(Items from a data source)
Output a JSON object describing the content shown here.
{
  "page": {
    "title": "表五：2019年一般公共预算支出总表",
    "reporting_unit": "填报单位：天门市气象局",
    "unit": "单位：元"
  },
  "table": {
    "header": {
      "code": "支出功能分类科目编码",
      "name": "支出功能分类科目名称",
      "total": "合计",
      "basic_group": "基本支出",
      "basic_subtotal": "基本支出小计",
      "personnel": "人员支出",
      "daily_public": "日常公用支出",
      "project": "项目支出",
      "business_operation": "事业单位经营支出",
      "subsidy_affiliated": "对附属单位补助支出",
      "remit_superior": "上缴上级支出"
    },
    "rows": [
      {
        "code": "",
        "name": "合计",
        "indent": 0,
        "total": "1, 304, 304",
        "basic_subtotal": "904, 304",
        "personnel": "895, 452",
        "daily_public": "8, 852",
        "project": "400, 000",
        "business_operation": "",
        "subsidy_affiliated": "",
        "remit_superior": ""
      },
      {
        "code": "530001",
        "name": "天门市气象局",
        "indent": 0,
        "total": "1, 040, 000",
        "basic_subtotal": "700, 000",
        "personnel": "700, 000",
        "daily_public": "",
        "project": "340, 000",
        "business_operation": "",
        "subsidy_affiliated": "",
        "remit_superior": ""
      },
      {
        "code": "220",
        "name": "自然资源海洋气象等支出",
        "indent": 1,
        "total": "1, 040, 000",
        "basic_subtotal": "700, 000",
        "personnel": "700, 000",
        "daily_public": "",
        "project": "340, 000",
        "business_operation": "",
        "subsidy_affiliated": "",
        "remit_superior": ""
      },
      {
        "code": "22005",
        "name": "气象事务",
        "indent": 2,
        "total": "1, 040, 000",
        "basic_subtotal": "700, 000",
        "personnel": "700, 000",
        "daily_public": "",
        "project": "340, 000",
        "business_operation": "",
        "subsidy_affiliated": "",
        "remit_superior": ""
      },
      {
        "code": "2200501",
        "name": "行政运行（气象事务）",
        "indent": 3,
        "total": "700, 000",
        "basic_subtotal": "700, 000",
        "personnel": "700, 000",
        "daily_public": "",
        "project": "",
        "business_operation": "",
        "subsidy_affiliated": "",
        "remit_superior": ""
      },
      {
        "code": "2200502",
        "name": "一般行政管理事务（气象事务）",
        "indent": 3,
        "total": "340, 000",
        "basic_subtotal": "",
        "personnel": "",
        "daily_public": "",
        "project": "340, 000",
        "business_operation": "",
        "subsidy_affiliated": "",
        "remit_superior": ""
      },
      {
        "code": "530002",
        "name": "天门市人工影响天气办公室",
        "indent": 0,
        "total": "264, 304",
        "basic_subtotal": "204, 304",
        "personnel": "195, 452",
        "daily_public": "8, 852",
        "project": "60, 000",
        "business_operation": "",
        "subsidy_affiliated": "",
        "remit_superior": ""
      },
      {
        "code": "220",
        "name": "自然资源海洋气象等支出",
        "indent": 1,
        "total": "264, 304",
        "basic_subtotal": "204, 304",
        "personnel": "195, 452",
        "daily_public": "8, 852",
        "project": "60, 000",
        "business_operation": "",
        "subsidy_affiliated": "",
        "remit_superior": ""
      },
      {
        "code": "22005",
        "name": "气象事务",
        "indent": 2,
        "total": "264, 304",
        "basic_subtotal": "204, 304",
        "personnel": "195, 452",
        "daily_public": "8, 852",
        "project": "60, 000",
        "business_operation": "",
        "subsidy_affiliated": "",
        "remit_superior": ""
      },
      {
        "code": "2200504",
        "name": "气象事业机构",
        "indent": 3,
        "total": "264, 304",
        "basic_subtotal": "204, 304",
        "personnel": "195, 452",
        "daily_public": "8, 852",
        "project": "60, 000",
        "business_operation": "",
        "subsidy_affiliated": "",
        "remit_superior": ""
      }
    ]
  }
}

**AIM**
Copy every line of the records above that contains "name".

**RESPONSE TO THIS TASK**
      "name": "支出功能分类科目名称",
        "name": "合计",
        "name": "天门市气象局",
        "name": "自然资源海洋气象等支出",
        "name": "气象事务",
        "name": "行政运行（气象事务）",
        "name": "一般行政管理事务（气象事务）",
        "name": "天门市人工影响天气办公室",
        "name": "自然资源海洋气象等支出",
        "name": "气象事务",
        "name": "气象事业机构",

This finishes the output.